A 28-year-old Canadian television producer lost her battle with cancer this week. But her fight isn’t over yet.
Houda Rafle was starting legal procedures against a Trillium Health radiologist whom she claimed misread a CT scan that showed the early stages of her cancer. But as the case was progressing, her health deteriorated.
She died on Wednesday, but her lawyer and her family plan to continue with the lawsuit.
"Houda's fight is never [going to] end. Our entire family is [going to] keep it alive with every fiber of our being,” sister Deeqa Rafle told CBS.
Rafle initially checked in at Trillium on March 5, complaining of shortness of breath, nausea and vomiting. Hospital staff took a CT scan of her heart.The radiologist who read it, Dr. Ivo Slezic, has been working at Trillium hospitals for 33 years. But somehow, he missed a 1.6 cm mass.
Rafle was discharged, but she she still felt symptoms of fatigue.
Meanwhile, Trillium hospital implemented a new radiology quality assurance program. The radiology chief found some problems with Slezic's work. The doctor's privileges were restricted in April. The hospital started studying the CT scans and mammograms of the 3,500 patients that Slezic saw between April 2012 and March 2013.

Rafle was initially seen by Dr. Ivo Slezic at the Trillium Health Partners.
In July, unable to cope with her mysterious symptoms, Rafle decided to visit a walk-in clinic for a chest x-ray. When that came back with some abnormalities, Rafle had it sent to a family doctor and eventually to a cardiologist at Trillium.
It wasn't until August that a Trillium cardiologist called Rafle on the phone and asked her to get to an emergency room as soon as possible.
A new CT scan revealed that the mass had grown to 2.5 cm. Rafle was then diagnosed with stage IV angiosarcoma. The cancer spread to her lungs and to her brain.
“I was very upset and disappointed because the radiologist had missed that and that was (five) months of my life when I could have done something about the cancer. But I wasn’t notified until it spread, and now it is stage four,” Houda told The Star in September
On Nov. 12, she filed a claim in court alleging that the hospital was negligent in not informing her that Slezic’s privileges had been restricted in April. The suit also claims that Slezic shouldn’t have been allowed to practice medicine because his abilities were impaired by fatigue, medical conditions or other factors.”
As it turns out, Slezic was going through some trials of his own. The doctor had just come back to work after going through chemotherapy for his own cancer.
The hospital has suspended Slezic. He has agreed to stop practicing while health officials investigate the incident.

Lavern Wilkinson, of Brooklyn, was unable to pursue a lawsuit because a state law precludes victims from filing 15 months after malpractice occurs at a city hospital. That time ran out before she knew she had curable cancer.
Before she died, Rafle prepared a press release with her lawyer.
“There are no words to describe the horrible impact the events giving rise to this action have had on my life and the lives of my family,” she wrote in a statement released to the Toronto Star. “But I am not doing this because I am angry or because I want to lay blame. The truth is I am concerned for many others whose lives can be destroyed if nothing changes.”
“I am really praying that I was the only patient that was misdiagnosed,” Rafle said in a video before her death.
Rafle was surrounded by her six brothers and sisters when she drew her last breath on Wednesday.
“It’s absolutely unfair . . . misdiagnosis, 28, healthy before that, my role model, my best friend my big sister. It’s a lot,” Deeqa said.
A Brooklyn woman went through a similar trial earlier this year.
Lavern Wilkinson visited Kings County Hospital with chest pain in February of 2010, where a first-year resident told her test results were negative. In March this year, Wilkinson died from lung cancer that had spread to several of her organs.
KCH decided to reform its hospital procedures after Wilkinson’s death. The radiology department is now required to report findings that are “abnormal” and not just those that are critical or urgent. The hospital also agreed to give outpatients their results by phone and preferably in person before they leave the premises.

[REQUIREMENT A]
List every person named in the article about Houda Rafle's lawsuit.
[REQUIREMENT B]
Transcribe the article about Houda Rafle's lawsuit between "A new CT scan" and "his own cancer.", inclusive.
Rely solely on the article about Houda Rafle's lawsuit.

Stored data entries:
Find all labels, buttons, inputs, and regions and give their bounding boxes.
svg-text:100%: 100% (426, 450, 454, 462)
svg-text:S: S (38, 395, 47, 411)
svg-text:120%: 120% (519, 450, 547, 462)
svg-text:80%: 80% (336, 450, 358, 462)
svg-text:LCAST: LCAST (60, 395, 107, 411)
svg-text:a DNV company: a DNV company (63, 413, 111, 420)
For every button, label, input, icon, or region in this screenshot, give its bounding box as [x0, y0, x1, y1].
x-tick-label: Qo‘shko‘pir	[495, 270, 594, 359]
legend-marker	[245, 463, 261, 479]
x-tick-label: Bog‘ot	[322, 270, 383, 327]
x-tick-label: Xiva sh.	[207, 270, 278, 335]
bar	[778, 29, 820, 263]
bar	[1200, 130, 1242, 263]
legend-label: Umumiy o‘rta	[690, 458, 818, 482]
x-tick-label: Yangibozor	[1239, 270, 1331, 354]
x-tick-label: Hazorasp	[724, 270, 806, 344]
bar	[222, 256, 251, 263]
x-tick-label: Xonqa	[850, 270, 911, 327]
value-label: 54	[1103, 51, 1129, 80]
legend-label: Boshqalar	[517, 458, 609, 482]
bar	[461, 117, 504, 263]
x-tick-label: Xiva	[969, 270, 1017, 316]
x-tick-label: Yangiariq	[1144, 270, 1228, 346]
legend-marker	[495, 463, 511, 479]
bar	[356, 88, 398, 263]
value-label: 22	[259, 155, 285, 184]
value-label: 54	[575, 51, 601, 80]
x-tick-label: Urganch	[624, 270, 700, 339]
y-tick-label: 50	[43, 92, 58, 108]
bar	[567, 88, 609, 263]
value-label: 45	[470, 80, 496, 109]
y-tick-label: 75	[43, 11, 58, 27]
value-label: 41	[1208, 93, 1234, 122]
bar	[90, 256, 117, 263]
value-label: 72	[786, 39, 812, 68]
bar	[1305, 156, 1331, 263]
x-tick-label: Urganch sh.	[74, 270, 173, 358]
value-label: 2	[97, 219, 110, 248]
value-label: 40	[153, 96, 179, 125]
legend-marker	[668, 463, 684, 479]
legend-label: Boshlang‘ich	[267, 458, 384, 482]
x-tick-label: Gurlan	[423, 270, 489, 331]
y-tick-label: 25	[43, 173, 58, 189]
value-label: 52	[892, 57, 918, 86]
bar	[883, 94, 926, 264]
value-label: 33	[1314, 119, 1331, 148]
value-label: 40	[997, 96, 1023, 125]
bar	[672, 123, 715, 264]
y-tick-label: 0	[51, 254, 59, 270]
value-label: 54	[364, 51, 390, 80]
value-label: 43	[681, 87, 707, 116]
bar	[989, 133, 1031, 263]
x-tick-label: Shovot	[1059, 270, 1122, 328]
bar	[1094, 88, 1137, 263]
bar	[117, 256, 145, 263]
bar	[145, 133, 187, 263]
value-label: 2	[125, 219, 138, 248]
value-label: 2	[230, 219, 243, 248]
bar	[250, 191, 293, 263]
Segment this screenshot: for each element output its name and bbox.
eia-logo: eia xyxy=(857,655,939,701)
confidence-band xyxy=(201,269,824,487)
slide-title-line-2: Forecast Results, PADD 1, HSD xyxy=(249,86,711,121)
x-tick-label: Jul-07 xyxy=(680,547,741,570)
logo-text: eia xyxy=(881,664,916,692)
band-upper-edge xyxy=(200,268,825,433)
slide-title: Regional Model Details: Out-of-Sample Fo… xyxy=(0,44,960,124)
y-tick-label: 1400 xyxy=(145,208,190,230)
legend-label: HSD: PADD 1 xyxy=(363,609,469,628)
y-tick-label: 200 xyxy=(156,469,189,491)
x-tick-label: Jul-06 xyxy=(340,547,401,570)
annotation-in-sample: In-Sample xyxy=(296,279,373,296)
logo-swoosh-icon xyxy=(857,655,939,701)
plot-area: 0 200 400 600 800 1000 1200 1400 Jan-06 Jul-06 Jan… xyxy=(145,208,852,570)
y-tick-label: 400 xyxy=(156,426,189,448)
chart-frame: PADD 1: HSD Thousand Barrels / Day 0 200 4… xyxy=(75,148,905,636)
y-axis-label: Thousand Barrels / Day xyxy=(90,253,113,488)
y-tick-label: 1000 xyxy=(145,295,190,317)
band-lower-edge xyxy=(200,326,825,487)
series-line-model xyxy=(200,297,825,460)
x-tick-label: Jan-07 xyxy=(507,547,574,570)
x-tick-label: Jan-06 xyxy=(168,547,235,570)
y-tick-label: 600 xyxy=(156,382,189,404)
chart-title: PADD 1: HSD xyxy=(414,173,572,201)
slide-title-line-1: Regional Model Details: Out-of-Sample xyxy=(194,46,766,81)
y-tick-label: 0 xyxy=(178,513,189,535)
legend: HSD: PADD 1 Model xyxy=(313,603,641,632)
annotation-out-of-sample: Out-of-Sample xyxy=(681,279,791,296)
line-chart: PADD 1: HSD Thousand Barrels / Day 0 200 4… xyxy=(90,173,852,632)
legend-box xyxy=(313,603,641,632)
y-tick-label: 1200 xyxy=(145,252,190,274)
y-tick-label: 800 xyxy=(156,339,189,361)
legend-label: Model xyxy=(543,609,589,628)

[RESULT A]
Houda Rafle, Deeqa Rafle, Dr. Ivo Slezic, Lavern Wilkinson

[RESULT B]
A new CT scan revealed that the mass had grown to 2.5 cm. Rafle was then diagnosed with stage IV angiosarcoma. The cancer spread to her lungs and to her brain.
“I was very upset and disappointed because the radiologist had missed that and that was (five) months of my life when I could have done something about the cancer. But I wasn’t notified until it spread, and now it is stage four,” Houda told The Star in September
On Nov. 12, she filed a claim in court alleging that the hospital was negligent in not informing her that Slezic’s privileges had been restricted in April. The suit also claims that Slezic shouldn’t have been allowed to practice medicine because his abilities were impaired by fatigue, medical conditions or other factors.”
As it turns out, Slezic was going through some trials of his own. The doctor had just come back to work after going through chemotherapy for his own cancer.